Extract every entry word for word. Skip the pictures.

==================================================

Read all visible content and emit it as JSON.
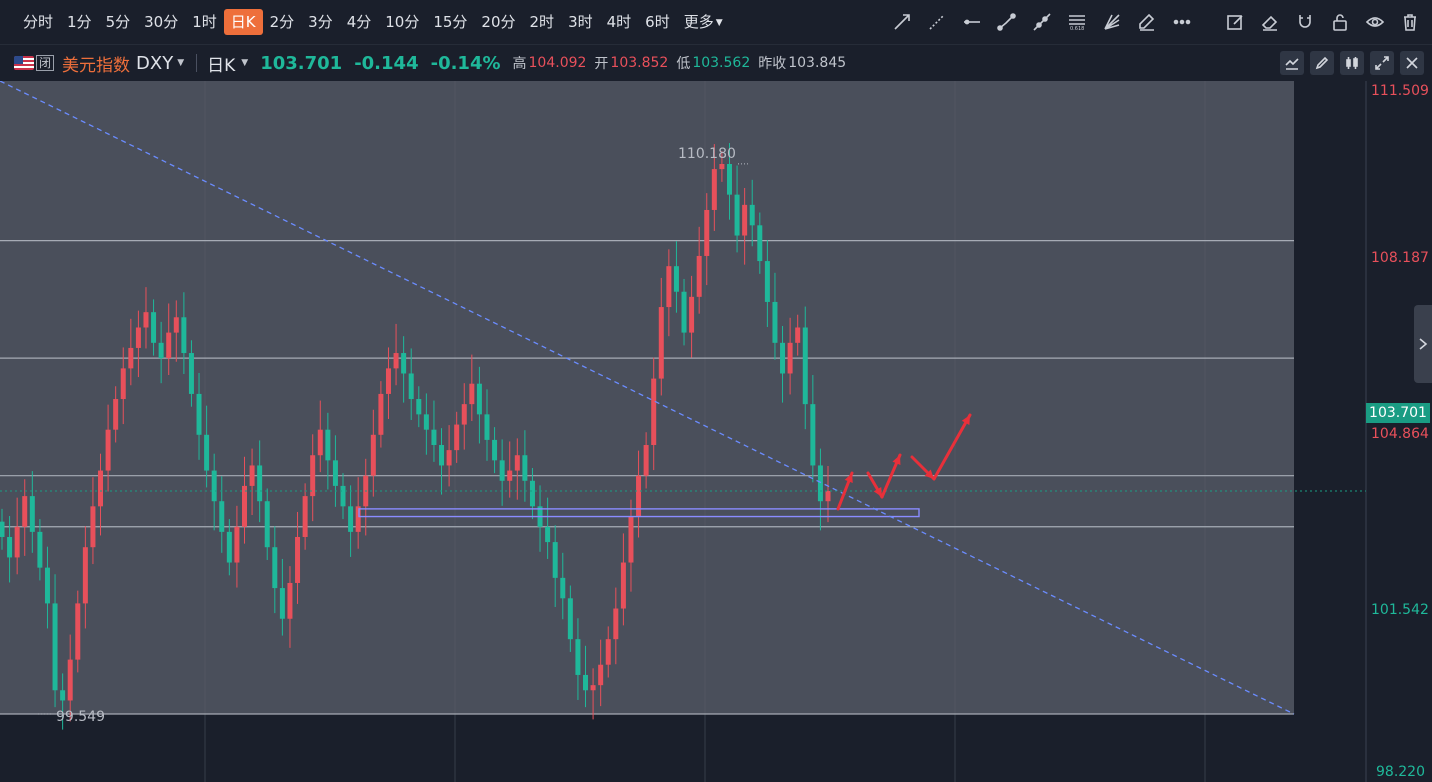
{
  "toolbar": {
    "periods": [
      "分时",
      "1分",
      "5分",
      "30分",
      "1时",
      "日K",
      "2分",
      "3分",
      "4分",
      "10分",
      "15分",
      "20分",
      "2时",
      "3时",
      "4时",
      "6时",
      "更多"
    ],
    "active_period": "日K",
    "drawing_tools": [
      "trend-line-icon",
      "ray-icon",
      "horizontal-line-icon",
      "segment-icon",
      "extended-line-icon",
      "fibonacci-icon",
      "fan-icon",
      "brush-icon",
      "more-dots-icon",
      "edit-note-icon",
      "eraser-icon",
      "magnet-icon",
      "lock-icon",
      "eye-icon",
      "trash-icon"
    ]
  },
  "info": {
    "symbol_name": "美元指数",
    "symbol_code": "DXY",
    "closed_badge": "闭",
    "timeframe": "日K",
    "price": "103.701",
    "change": "-0.144",
    "change_pct": "-0.14%",
    "high_label": "高",
    "high": "104.092",
    "open_label": "开",
    "open": "103.852",
    "low_label": "低",
    "low": "103.562",
    "prev_close_label": "昨收",
    "prev_close": "103.845"
  },
  "chart": {
    "y_axis_labels": [
      {
        "text": "111.509",
        "color": "#e8505b"
      },
      {
        "text": "108.187",
        "color": "#e8505b"
      },
      {
        "text": "104.864",
        "color": "#e8505b"
      },
      {
        "text": "101.542",
        "color": "#1fb89a"
      },
      {
        "text": "98.220",
        "color": "#1fb89a"
      }
    ],
    "current_price_tag": "103.701",
    "high_marker": "110.180",
    "low_marker": "99.549",
    "colors": {
      "up": "#e8505b",
      "down": "#1fb89a",
      "panel": "#4a4f5b",
      "accent": "#ee6f3b",
      "trendline": "#6b8cff",
      "zone": "#8a8cff"
    }
  },
  "chart_data": {
    "type": "candlestick",
    "title": "美元指数 DXY 日K",
    "ylim": [
      98.22,
      111.509
    ],
    "y_ticks": [
      111.509,
      108.187,
      104.864,
      101.542,
      98.22
    ],
    "current_price": 103.701,
    "period_high": 110.18,
    "period_low": 99.549,
    "horizontal_levels": [
      108.6,
      106.3,
      104.0,
      103.0
    ],
    "support_zone": [
      103.2,
      103.35
    ],
    "closes": [
      102.8,
      102.4,
      103.0,
      103.6,
      102.9,
      102.2,
      101.5,
      99.8,
      99.6,
      100.4,
      101.5,
      102.6,
      103.4,
      104.1,
      104.9,
      105.5,
      106.1,
      106.5,
      106.9,
      107.2,
      106.6,
      106.3,
      106.8,
      107.1,
      106.4,
      105.6,
      104.8,
      104.1,
      103.5,
      102.9,
      102.3,
      103.0,
      103.8,
      104.2,
      103.5,
      102.6,
      101.8,
      101.2,
      101.9,
      102.8,
      103.6,
      104.4,
      104.9,
      104.3,
      103.8,
      103.4,
      102.9,
      103.4,
      104.0,
      104.8,
      105.6,
      106.1,
      106.4,
      106.0,
      105.5,
      105.2,
      104.9,
      104.6,
      104.2,
      104.5,
      105.0,
      105.4,
      105.8,
      105.2,
      104.7,
      104.3,
      103.9,
      104.1,
      104.4,
      103.9,
      103.4,
      103.0,
      102.7,
      102.0,
      101.6,
      100.8,
      100.1,
      99.8,
      99.9,
      100.3,
      100.8,
      101.4,
      102.3,
      103.2,
      104.0,
      104.6,
      105.9,
      107.3,
      108.1,
      107.6,
      106.8,
      107.5,
      108.3,
      109.2,
      110.0,
      110.1,
      109.5,
      108.7,
      109.3,
      108.9,
      108.2,
      107.4,
      106.6,
      106.0,
      106.6,
      106.9,
      105.4,
      104.2,
      103.5,
      103.7
    ]
  }
}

==================================================

Solution for this problem
Read all visible content and emit it as JSON.
{
  "toolbar": {
    "periods": [
      "分时",
      "1分",
      "5分",
      "30分",
      "1时",
      "日K",
      "2分",
      "3分",
      "4分",
      "10分",
      "15分",
      "20分",
      "2时",
      "3时",
      "4时",
      "6时",
      "更多"
    ],
    "active_period": "日K",
    "drawing_tools": [
      "trend-line-icon",
      "ray-icon",
      "horizontal-line-icon",
      "segment-icon",
      "extended-line-icon",
      "fibonacci-icon",
      "fan-icon",
      "brush-icon",
      "more-dots-icon",
      "edit-note-icon",
      "eraser-icon",
      "magnet-icon",
      "lock-icon",
      "eye-icon",
      "trash-icon"
    ]
  },
  "info": {
    "symbol_name": "美元指数",
    "symbol_code": "DXY",
    "closed_badge": "闭",
    "timeframe": "日K",
    "price": "103.701",
    "change": "-0.144",
    "change_pct": "-0.14%",
    "high_label": "高",
    "high": "104.092",
    "open_label": "开",
    "open": "103.852",
    "low_label": "低",
    "low": "103.562",
    "prev_close_label": "昨收",
    "prev_close": "103.845"
  },
  "chart": {
    "y_axis_labels": [
      {
        "text": "111.509",
        "color": "#e8505b"
      },
      {
        "text": "108.187",
        "color": "#e8505b"
      },
      {
        "text": "104.864",
        "color": "#e8505b"
      },
      {
        "text": "101.542",
        "color": "#1fb89a"
      },
      {
        "text": "98.220",
        "color": "#1fb89a"
      }
    ],
    "current_price_tag": "103.701",
    "high_marker": "110.180",
    "low_marker": "99.549",
    "colors": {
      "up": "#e8505b",
      "down": "#1fb89a",
      "panel": "#4a4f5b",
      "accent": "#ee6f3b",
      "trendline": "#6b8cff",
      "zone": "#8a8cff"
    }
  },
  "chart_data": {
    "type": "candlestick",
    "title": "美元指数 DXY 日K",
    "ylim": [
      98.22,
      111.509
    ],
    "y_ticks": [
      111.509,
      108.187,
      104.864,
      101.542,
      98.22
    ],
    "current_price": 103.701,
    "period_high": 110.18,
    "period_low": 99.549,
    "horizontal_levels": [
      108.6,
      106.3,
      104.0,
      103.0
    ],
    "support_zone": [
      103.2,
      103.35
    ],
    "closes": [
      102.8,
      102.4,
      103.0,
      103.6,
      102.9,
      102.2,
      101.5,
      99.8,
      99.6,
      100.4,
      101.5,
      102.6,
      103.4,
      104.1,
      104.9,
      105.5,
      106.1,
      106.5,
      106.9,
      107.2,
      106.6,
      106.3,
      106.8,
      107.1,
      106.4,
      105.6,
      104.8,
      104.1,
      103.5,
      102.9,
      102.3,
      103.0,
      103.8,
      104.2,
      103.5,
      102.6,
      101.8,
      101.2,
      101.9,
      102.8,
      103.6,
      104.4,
      104.9,
      104.3,
      103.8,
      103.4,
      102.9,
      103.4,
      104.0,
      104.8,
      105.6,
      106.1,
      106.4,
      106.0,
      105.5,
      105.2,
      104.9,
      104.6,
      104.2,
      104.5,
      105.0,
      105.4,
      105.8,
      105.2,
      104.7,
      104.3,
      103.9,
      104.1,
      104.4,
      103.9,
      103.4,
      103.0,
      102.7,
      102.0,
      101.6,
      100.8,
      100.1,
      99.8,
      99.9,
      100.3,
      100.8,
      101.4,
      102.3,
      103.2,
      104.0,
      104.6,
      105.9,
      107.3,
      108.1,
      107.6,
      106.8,
      107.5,
      108.3,
      109.2,
      110.0,
      110.1,
      109.5,
      108.7,
      109.3,
      108.9,
      108.2,
      107.4,
      106.6,
      106.0,
      106.6,
      106.9,
      105.4,
      104.2,
      103.5,
      103.7
    ]
  }
}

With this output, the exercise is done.